◆ **Records that describe figures**:
══════

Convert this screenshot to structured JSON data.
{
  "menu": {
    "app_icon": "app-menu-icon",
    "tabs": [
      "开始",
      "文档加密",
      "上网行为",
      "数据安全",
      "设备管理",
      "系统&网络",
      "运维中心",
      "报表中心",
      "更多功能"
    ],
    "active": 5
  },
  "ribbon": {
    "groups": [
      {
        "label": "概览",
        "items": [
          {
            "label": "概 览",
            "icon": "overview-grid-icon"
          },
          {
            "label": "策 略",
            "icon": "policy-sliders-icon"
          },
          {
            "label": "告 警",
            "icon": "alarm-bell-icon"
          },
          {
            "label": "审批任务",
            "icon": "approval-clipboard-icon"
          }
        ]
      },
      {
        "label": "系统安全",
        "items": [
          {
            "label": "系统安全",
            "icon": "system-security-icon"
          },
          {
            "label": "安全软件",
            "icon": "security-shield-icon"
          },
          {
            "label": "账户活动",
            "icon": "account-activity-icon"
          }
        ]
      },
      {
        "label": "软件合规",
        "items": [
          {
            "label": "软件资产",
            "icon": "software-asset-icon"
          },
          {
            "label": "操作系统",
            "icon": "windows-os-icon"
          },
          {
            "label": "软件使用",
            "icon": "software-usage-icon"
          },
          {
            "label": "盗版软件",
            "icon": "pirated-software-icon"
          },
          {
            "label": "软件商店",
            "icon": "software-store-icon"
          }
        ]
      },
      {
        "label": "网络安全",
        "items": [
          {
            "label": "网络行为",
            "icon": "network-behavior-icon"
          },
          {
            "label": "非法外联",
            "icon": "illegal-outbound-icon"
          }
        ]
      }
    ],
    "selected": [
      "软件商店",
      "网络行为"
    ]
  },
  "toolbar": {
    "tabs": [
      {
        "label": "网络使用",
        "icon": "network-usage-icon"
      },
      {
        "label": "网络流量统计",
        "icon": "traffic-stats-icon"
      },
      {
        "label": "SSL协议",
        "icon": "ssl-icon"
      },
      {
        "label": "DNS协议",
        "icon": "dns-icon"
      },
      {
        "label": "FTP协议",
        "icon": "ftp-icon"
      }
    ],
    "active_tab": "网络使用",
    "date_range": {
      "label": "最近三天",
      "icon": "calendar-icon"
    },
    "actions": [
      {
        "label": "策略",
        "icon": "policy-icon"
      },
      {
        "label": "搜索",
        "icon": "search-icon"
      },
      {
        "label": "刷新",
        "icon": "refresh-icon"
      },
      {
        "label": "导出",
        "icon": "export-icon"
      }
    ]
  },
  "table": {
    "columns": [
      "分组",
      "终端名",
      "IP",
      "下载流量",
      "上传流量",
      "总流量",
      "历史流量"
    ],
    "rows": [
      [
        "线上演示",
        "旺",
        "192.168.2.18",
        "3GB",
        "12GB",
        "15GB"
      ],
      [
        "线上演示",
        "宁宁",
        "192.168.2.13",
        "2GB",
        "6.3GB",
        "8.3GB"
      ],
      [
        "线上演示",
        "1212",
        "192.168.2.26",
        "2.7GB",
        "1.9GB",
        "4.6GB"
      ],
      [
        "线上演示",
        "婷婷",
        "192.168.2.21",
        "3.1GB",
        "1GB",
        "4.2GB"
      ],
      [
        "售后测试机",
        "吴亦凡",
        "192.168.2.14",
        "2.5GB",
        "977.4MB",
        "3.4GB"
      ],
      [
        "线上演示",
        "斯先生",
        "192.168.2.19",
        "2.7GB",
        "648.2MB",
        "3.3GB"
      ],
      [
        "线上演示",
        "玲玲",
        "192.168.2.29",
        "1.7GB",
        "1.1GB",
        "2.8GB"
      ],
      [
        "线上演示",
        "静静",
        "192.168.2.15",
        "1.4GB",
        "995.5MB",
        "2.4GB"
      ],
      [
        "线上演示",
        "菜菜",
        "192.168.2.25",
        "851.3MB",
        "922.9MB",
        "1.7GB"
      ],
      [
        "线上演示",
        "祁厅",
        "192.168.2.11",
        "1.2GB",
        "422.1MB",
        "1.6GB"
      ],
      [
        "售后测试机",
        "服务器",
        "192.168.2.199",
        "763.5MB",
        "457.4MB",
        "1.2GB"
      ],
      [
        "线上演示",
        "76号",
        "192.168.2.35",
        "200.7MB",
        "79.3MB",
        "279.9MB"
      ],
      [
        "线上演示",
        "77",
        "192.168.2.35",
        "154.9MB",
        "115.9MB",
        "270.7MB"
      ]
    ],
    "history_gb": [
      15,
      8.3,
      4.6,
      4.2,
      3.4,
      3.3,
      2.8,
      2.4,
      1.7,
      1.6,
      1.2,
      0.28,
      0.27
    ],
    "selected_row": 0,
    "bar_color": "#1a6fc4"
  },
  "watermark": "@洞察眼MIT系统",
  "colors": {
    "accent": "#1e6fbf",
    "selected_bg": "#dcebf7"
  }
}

══════

◆ **TASK DETAILS**:
Provide only the count of lines in the material above that hold the word "network".

◆ **OUTPUT OF THE EXERCISE**:
2